§ Exercise prompt
Copy every record below, exactly as written.
══ Data extract ══
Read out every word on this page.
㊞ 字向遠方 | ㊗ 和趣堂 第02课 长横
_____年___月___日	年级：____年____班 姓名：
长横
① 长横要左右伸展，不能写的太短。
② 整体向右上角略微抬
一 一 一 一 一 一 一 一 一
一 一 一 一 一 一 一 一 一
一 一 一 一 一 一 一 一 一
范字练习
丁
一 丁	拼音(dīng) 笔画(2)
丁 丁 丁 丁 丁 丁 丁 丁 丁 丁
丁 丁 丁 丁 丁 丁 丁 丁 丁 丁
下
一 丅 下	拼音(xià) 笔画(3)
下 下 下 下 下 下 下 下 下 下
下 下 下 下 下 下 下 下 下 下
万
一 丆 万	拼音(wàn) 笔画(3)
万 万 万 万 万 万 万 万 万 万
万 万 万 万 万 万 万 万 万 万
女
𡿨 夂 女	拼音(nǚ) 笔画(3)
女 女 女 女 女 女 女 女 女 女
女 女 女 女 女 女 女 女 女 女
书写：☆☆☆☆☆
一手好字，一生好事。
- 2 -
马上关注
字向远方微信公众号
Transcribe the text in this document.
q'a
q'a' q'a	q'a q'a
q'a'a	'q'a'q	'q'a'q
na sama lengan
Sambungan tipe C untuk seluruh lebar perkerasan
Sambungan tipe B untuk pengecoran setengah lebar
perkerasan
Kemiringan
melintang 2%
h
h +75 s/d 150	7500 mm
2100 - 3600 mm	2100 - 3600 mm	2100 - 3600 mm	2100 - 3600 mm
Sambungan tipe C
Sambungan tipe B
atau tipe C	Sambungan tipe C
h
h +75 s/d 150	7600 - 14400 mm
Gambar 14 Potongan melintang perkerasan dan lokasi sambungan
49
═══
§ Task result
Read out every word on this page.
㊞ 字向遠方 | ㊗ 和趣堂 第02课 长横
_____年___月___日	年级：____年____班 姓名：
长横
① 长横要左右伸展，不能写的太短。
② 整体向右上角略微抬
一 一 一 一 一 一 一 一 一
一 一 一 一 一 一 一 一 一
一 一 一 一 一 一 一 一 一
范字练习
丁
一 丁	拼音(dīng) 笔画(2)
丁 丁 丁 丁 丁 丁 丁 丁 丁 丁
丁 丁 丁 丁 丁 丁 丁 丁 丁 丁
下
一 丅 下	拼音(xià) 笔画(3)
下 下 下 下 下 下 下 下 下 下
下 下 下 下 下 下 下 下 下 下
万
一 丆 万	拼音(wàn) 笔画(3)
万 万 万 万 万 万 万 万 万 万
万 万 万 万 万 万 万 万 万 万
女
𡿨 夂 女	拼音(nǚ) 笔画(3)
女 女 女 女 女 女 女 女 女 女
女 女 女 女 女 女 女 女 女 女
书写：☆☆☆☆☆
一手好字，一生好事。
- 2 -
马上关注
字向远方微信公众号
Transcribe the text in this document.
q'a
q'a' q'a	q'a q'a
q'a'a	'q'a'q	'q'a'q
na sama lengan
Sambungan tipe C untuk seluruh lebar perkerasan
Sambungan tipe B untuk pengecoran setengah lebar
perkerasan
Kemiringan
melintang 2%
h
h +75 s/d 150	7500 mm
2100 - 3600 mm	2100 - 3600 mm	2100 - 3600 mm	2100 - 3600 mm
Sambungan tipe C
Sambungan tipe B
atau tipe C	Sambungan tipe C
h
h +75 s/d 150	7600 - 14400 mm
Gambar 14 Potongan melintang perkerasan dan lokasi sambungan
49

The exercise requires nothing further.